◆ What this task involves
Skip the images and copy each record exactly as written.

◆ Records provided
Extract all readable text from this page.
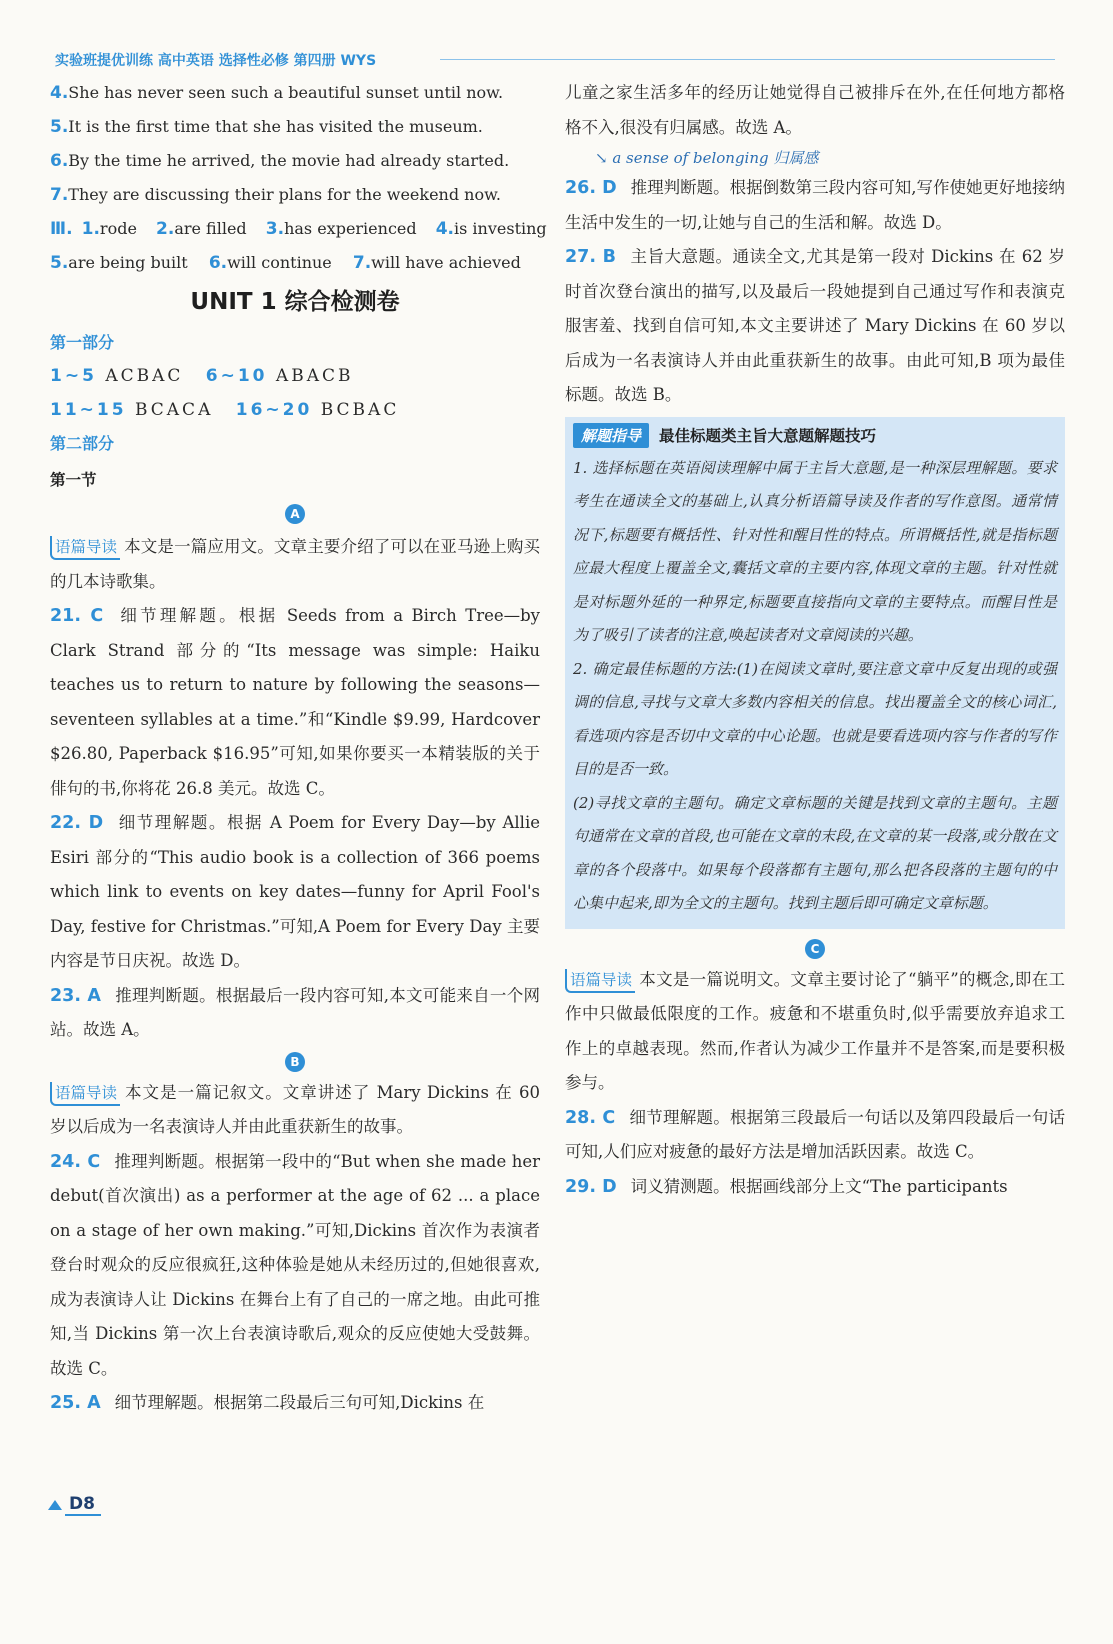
实验班提优训练 高中英语 选择性必修 第四册 WYS
4.She has never seen such a beautiful sunset until now.
5.It is the first time that she has visited the museum.
6.By the time he arrived, the movie had already started.
7.They are discussing their plans for the weekend now.
Ⅲ. 1.rode 2.are filled 3.has experienced 4.is investing
5.are being built 6.will continue 7.will have achieved
UNIT 1 综合检测卷
第一部分
1~5 ACBAC 6~10 ABACB
11~15 BCACA 16~20 BCBAC
第二部分
第一节
A
语篇导读 本文是一篇应用文。文章主要介绍了可以在亚马逊上购买的几本诗歌集。
21. C 细节理解题。根据 Seeds from a Birch Tree—by Clark Strand 部分的“Its message was simple: Haiku teaches us to return to nature by following the seasons—seventeen syllables at a time.”和“Kindle $9.99, Hardcover $26.80, Paperback $16.95”可知,如果你要买一本精装版的关于俳句的书,你将花 26.8 美元。故选 C。
22. D 细节理解题。根据 A Poem for Every Day—by Allie Esiri 部分的“This audio book is a collection of 366 poems which link to events on key dates—funny for April Fool's Day, festive for Christmas.”可知,A Poem for Every Day 主要内容是节日庆祝。故选 D。
23. A 推理判断题。根据最后一段内容可知,本文可能来自一个网站。故选 A。
B
语篇导读 本文是一篇记叙文。文章讲述了 Mary Dickins 在 60 岁以后成为一名表演诗人并由此重获新生的故事。
24. C 推理判断题。根据第一段中的“But when she made her debut(首次演出) as a performer at the age of 62 ... a place on a stage of her own making.”可知,Dickins 首次作为表演者登台时观众的反应很疯狂,这种体验是她从未经历过的,但她很喜欢,成为表演诗人让 Dickins 在舞台上有了自己的一席之地。由此可推知,当 Dickins 第一次上台表演诗歌后,观众的反应使她大受鼓舞。故选 C。
25. A 细节理解题。根据第二段最后三句可知,Dickins 在
儿童之家生活多年的经历让她觉得自己被排斥在外,在任何地方都格格不入,很没有归属感。故选 A。
↘ a sense of belonging 归属感
26. D 推理判断题。根据倒数第三段内容可知,写作使她更好地接纳生活中发生的一切,让她与自己的生活和解。故选 D。
27. B 主旨大意题。通读全文,尤其是第一段对 Dickins 在 62 岁时首次登台演出的描写,以及最后一段她提到自己通过写作和表演克服害羞、找到自信可知,本文主要讲述了 Mary Dickins 在 60 岁以后成为一名表演诗人并由此重获新生的故事。由此可知,B 项为最佳标题。故选 B。
解题指导	最佳标题类主旨大意题解题技巧
1. 选择标题在英语阅读理解中属于主旨大意题,是一种深层理解题。要求考生在通读全文的基础上,认真分析语篇导读及作者的写作意图。通常情况下,标题要有概括性、针对性和醒目性的特点。所谓概括性,就是指标题应最大程度上覆盖全文,囊括文章的主要内容,体现文章的主题。针对性就是对标题外延的一种界定,标题要直接指向文章的主要特点。而醒目性是为了吸引了读者的注意,唤起读者对文章阅读的兴趣。
2. 确定最佳标题的方法:(1)在阅读文章时,要注意文章中反复出现的或强调的信息,寻找与文章大多数内容相关的信息。找出覆盖全文的核心词汇,看选项内容是否切中文章的中心论题。也就是要看选项内容与作者的写作目的是否一致。
(2)寻找文章的主题句。确定文章标题的关键是找到文章的主题句。主题句通常在文章的首段,也可能在文章的末段,在文章的某一段落,或分散在文章的各个段落中。如果每个段落都有主题句,那么把各段落的主题句的中心集中起来,即为全文的主题句。找到主题后即可确定文章标题。
C
语篇导读 本文是一篇说明文。文章主要讨论了“躺平”的概念,即在工作中只做最低限度的工作。疲惫和不堪重负时,似乎需要放弃追求工作上的卓越表现。然而,作者认为减少工作量并不是答案,而是要积极参与。
28. C 细节理解题。根据第三段最后一句话以及第四段最后一句话可知,人们应对疲惫的最好方法是增加活跃因素。故选 C。
29. D 词义猜测题。根据画线部分上文“The participants
D8
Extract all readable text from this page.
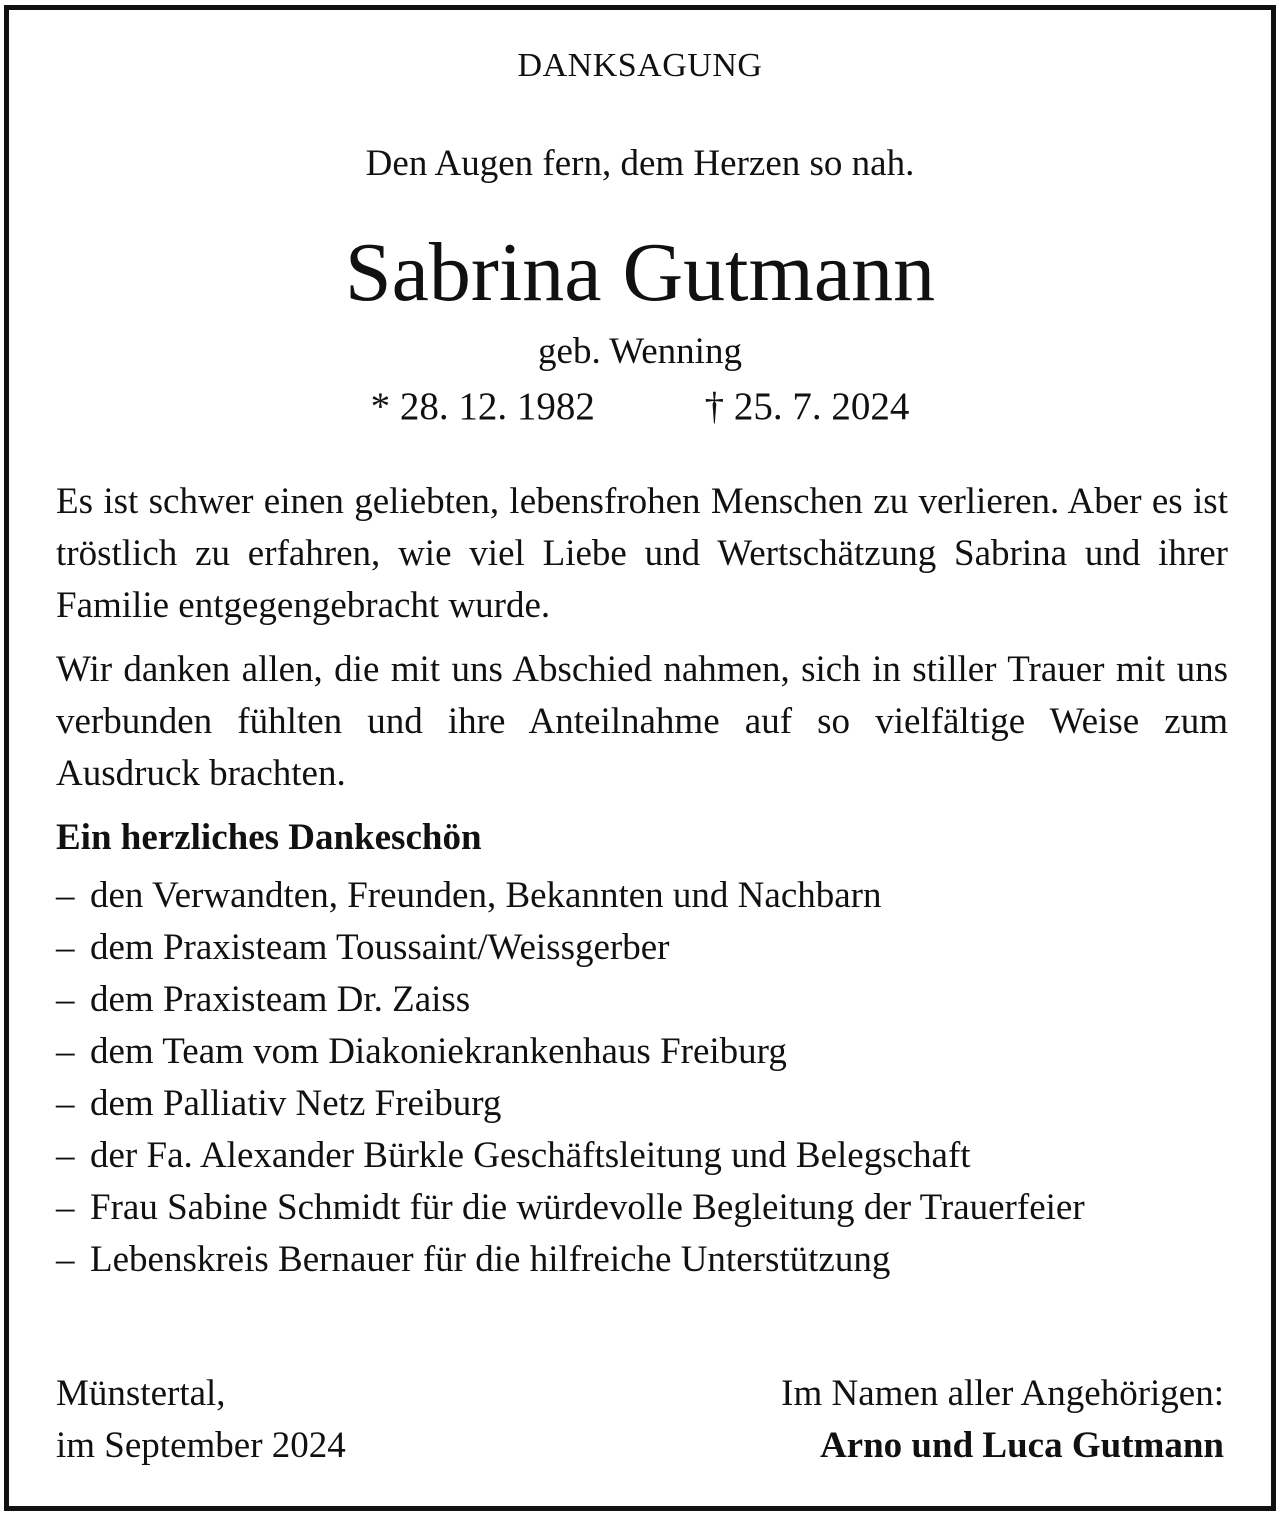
DANKSAGUNG
Den Augen fern, dem Herzen so nah.
Sabrina Gutmann
geb. Wenning
* 28. 12. 1982	† 25. 7. 2024
Es ist schwer einen geliebten, lebensfrohen Menschen zu verlieren. Aber es ist tröstlich zu erfahren, wie viel Liebe und Wertschätzung Sabrina und ihrer Familie entgegengebracht wurde.
Wir danken allen, die mit uns Abschied nahmen, sich in stiller Trauer mit uns verbunden fühlten und ihre Anteilnahme auf so vielfältige Weise zum Ausdruck brachten.
Ein herzliches Dankeschön
– den Verwandten, Freunden, Bekannten und Nachbarn
– dem Praxisteam Toussaint/Weissgerber
– dem Praxisteam Dr. Zaiss
– dem Team vom Diakoniekrankenhaus Freiburg
– dem Palliativ Netz Freiburg
– der Fa. Alexander Bürkle Geschäftsleitung und Belegschaft
– Frau Sabine Schmidt für die würdevolle Begleitung der Trauerfeier
– Lebenskreis Bernauer für die hilfreiche Unterstützung
Münstertal,
im September 2024
Im Namen aller Angehörigen:
Arno und Luca Gutmann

◆ Correct result
Extract all readable text from this page.
实验班提优训练 高中英语 选择性必修 第四册 WYS
4.She has never seen such a beautiful sunset until now.
5.It is the first time that she has visited the museum.
6.By the time he arrived, the movie had already started.
7.They are discussing their plans for the weekend now.
Ⅲ. 1.rode 2.are filled 3.has experienced 4.is investing
5.are being built 6.will continue 7.will have achieved
UNIT 1 综合检测卷
第一部分
1~5 ACBAC 6~10 ABACB
11~15 BCACA 16~20 BCBAC
第二部分
第一节
A
语篇导读 本文是一篇应用文。文章主要介绍了可以在亚马逊上购买的几本诗歌集。
21. C 细节理解题。根据 Seeds from a Birch Tree—by Clark Strand 部分的“Its message was simple: Haiku teaches us to return to nature by following the seasons—seventeen syllables at a time.”和“Kindle $9.99, Hardcover $26.80, Paperback $16.95”可知,如果你要买一本精装版的关于俳句的书,你将花 26.8 美元。故选 C。
22. D 细节理解题。根据 A Poem for Every Day—by Allie Esiri 部分的“This audio book is a collection of 366 poems which link to events on key dates—funny for April Fool's Day, festive for Christmas.”可知,A Poem for Every Day 主要内容是节日庆祝。故选 D。
23. A 推理判断题。根据最后一段内容可知,本文可能来自一个网站。故选 A。
B
语篇导读 本文是一篇记叙文。文章讲述了 Mary Dickins 在 60 岁以后成为一名表演诗人并由此重获新生的故事。
24. C 推理判断题。根据第一段中的“But when she made her debut(首次演出) as a performer at the age of 62 ... a place on a stage of her own making.”可知,Dickins 首次作为表演者登台时观众的反应很疯狂,这种体验是她从未经历过的,但她很喜欢,成为表演诗人让 Dickins 在舞台上有了自己的一席之地。由此可推知,当 Dickins 第一次上台表演诗歌后,观众的反应使她大受鼓舞。故选 C。
25. A 细节理解题。根据第二段最后三句可知,Dickins 在
儿童之家生活多年的经历让她觉得自己被排斥在外,在任何地方都格格不入,很没有归属感。故选 A。
↘ a sense of belonging 归属感
26. D 推理判断题。根据倒数第三段内容可知,写作使她更好地接纳生活中发生的一切,让她与自己的生活和解。故选 D。
27. B 主旨大意题。通读全文,尤其是第一段对 Dickins 在 62 岁时首次登台演出的描写,以及最后一段她提到自己通过写作和表演克服害羞、找到自信可知,本文主要讲述了 Mary Dickins 在 60 岁以后成为一名表演诗人并由此重获新生的故事。由此可知,B 项为最佳标题。故选 B。
解题指导	最佳标题类主旨大意题解题技巧
1. 选择标题在英语阅读理解中属于主旨大意题,是一种深层理解题。要求考生在通读全文的基础上,认真分析语篇导读及作者的写作意图。通常情况下,标题要有概括性、针对性和醒目性的特点。所谓概括性,就是指标题应最大程度上覆盖全文,囊括文章的主要内容,体现文章的主题。针对性就是对标题外延的一种界定,标题要直接指向文章的主要特点。而醒目性是为了吸引了读者的注意,唤起读者对文章阅读的兴趣。
2. 确定最佳标题的方法:(1)在阅读文章时,要注意文章中反复出现的或强调的信息,寻找与文章大多数内容相关的信息。找出覆盖全文的核心词汇,看选项内容是否切中文章的中心论题。也就是要看选项内容与作者的写作目的是否一致。
(2)寻找文章的主题句。确定文章标题的关键是找到文章的主题句。主题句通常在文章的首段,也可能在文章的末段,在文章的某一段落,或分散在文章的各个段落中。如果每个段落都有主题句,那么把各段落的主题句的中心集中起来,即为全文的主题句。找到主题后即可确定文章标题。
C
语篇导读 本文是一篇说明文。文章主要讨论了“躺平”的概念,即在工作中只做最低限度的工作。疲惫和不堪重负时,似乎需要放弃追求工作上的卓越表现。然而,作者认为减少工作量并不是答案,而是要积极参与。
28. C 细节理解题。根据第三段最后一句话以及第四段最后一句话可知,人们应对疲惫的最好方法是增加活跃因素。故选 C。
29. D 词义猜测题。根据画线部分上文“The participants
D8
Extract all readable text from this page.
DANKSAGUNG
Den Augen fern, dem Herzen so nah.
Sabrina Gutmann
geb. Wenning
* 28. 12. 1982	† 25. 7. 2024
Es ist schwer einen geliebten, lebensfrohen Menschen zu verlieren. Aber es ist tröstlich zu erfahren, wie viel Liebe und Wertschätzung Sabrina und ihrer Familie entgegengebracht wurde.
Wir danken allen, die mit uns Abschied nahmen, sich in stiller Trauer mit uns verbunden fühlten und ihre Anteilnahme auf so vielfältige Weise zum Ausdruck brachten.
Ein herzliches Dankeschön
– den Verwandten, Freunden, Bekannten und Nachbarn
– dem Praxisteam Toussaint/Weissgerber
– dem Praxisteam Dr. Zaiss
– dem Team vom Diakoniekrankenhaus Freiburg
– dem Palliativ Netz Freiburg
– der Fa. Alexander Bürkle Geschäftsleitung und Belegschaft
– Frau Sabine Schmidt für die würdevolle Begleitung der Trauerfeier
– Lebenskreis Bernauer für die hilfreiche Unterstützung
Münstertal,
im September 2024
Im Namen aller Angehörigen:
Arno und Luca Gutmann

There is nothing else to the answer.